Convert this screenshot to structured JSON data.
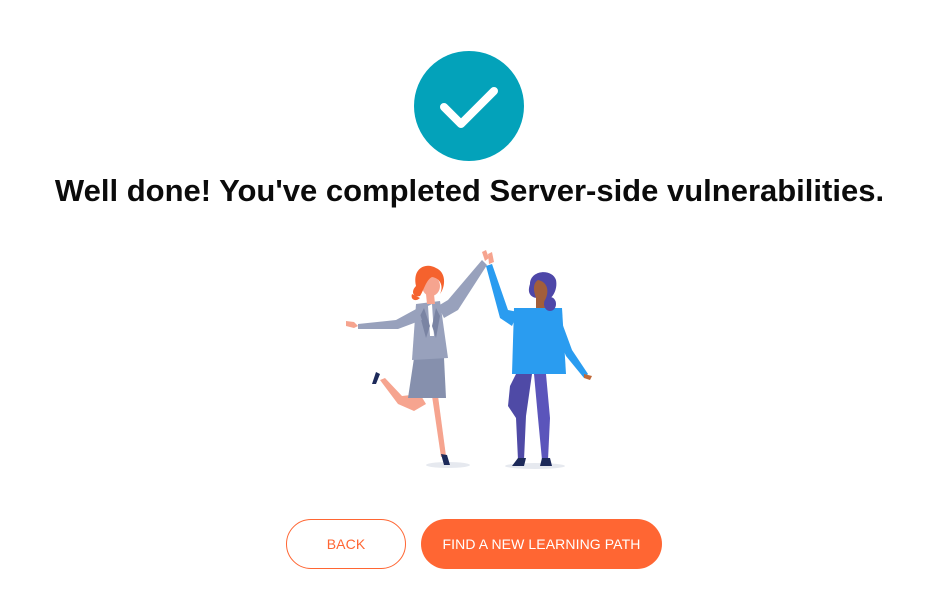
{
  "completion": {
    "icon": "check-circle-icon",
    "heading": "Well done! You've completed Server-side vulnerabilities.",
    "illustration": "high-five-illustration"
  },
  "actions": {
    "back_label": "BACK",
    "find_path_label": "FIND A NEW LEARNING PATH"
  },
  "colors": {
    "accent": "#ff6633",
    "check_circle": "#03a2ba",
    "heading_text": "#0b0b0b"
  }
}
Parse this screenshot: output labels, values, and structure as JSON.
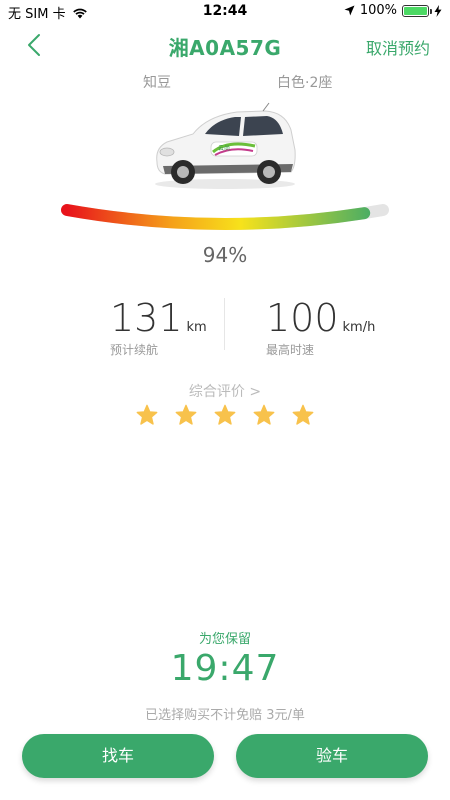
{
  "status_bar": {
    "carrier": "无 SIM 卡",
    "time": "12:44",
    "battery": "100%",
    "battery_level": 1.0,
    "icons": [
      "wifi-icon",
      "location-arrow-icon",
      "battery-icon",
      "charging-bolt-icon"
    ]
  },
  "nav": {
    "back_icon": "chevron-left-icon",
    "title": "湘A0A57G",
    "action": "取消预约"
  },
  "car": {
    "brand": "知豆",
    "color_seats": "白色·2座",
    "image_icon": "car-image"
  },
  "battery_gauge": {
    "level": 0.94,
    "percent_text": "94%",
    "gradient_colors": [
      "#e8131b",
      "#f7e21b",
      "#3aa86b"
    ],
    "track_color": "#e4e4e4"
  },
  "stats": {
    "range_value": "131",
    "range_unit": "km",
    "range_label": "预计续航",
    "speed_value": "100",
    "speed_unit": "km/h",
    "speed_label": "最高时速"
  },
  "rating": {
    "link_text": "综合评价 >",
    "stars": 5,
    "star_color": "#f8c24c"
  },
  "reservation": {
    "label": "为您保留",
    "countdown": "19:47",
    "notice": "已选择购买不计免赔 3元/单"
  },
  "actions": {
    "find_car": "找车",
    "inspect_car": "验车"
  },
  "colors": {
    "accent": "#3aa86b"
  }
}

---

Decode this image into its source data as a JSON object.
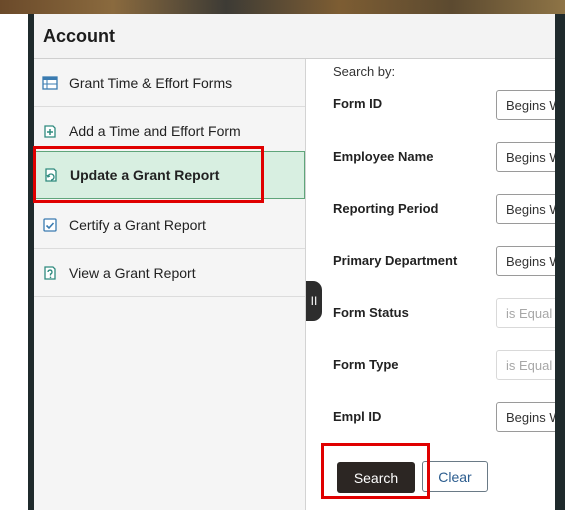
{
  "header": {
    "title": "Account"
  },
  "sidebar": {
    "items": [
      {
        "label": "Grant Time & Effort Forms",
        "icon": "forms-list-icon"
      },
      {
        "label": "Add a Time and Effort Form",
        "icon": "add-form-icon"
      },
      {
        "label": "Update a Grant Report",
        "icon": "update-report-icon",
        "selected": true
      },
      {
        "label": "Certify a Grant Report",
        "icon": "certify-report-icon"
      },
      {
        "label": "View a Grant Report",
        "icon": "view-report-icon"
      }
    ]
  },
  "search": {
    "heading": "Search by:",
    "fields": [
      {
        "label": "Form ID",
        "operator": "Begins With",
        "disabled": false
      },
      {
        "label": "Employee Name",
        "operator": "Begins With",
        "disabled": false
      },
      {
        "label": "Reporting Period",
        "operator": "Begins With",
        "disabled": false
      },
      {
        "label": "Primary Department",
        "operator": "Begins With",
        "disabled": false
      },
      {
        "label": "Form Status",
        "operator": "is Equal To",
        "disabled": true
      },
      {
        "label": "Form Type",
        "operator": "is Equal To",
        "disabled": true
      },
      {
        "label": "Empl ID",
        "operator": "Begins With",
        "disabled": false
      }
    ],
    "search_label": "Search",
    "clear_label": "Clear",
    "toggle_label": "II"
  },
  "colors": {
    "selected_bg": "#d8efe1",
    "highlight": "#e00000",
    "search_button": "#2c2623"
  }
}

## Task description
Look back over the material above and state how many lines hold the word "screenshot". Write the number and nothing else.

## Right answer
2